Information supplied:

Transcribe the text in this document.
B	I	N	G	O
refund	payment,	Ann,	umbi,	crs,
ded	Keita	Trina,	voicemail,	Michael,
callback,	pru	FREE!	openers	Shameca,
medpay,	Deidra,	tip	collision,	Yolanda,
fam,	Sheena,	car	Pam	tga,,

Your instructions: Reproduce each record shown above without altering a single word.

Exercise output:
Transcribe the text in this document.
B	I	N	G	O
refund	payment,	Ann,	umbi,	crs,
ded	Keita	Trina,	voicemail,	Michael,
callback,	pru	FREE!	openers	Shameca,
medpay,	Deidra,	tip	collision,	Yolanda,
fam,	Sheena,	car	Pam	tga,,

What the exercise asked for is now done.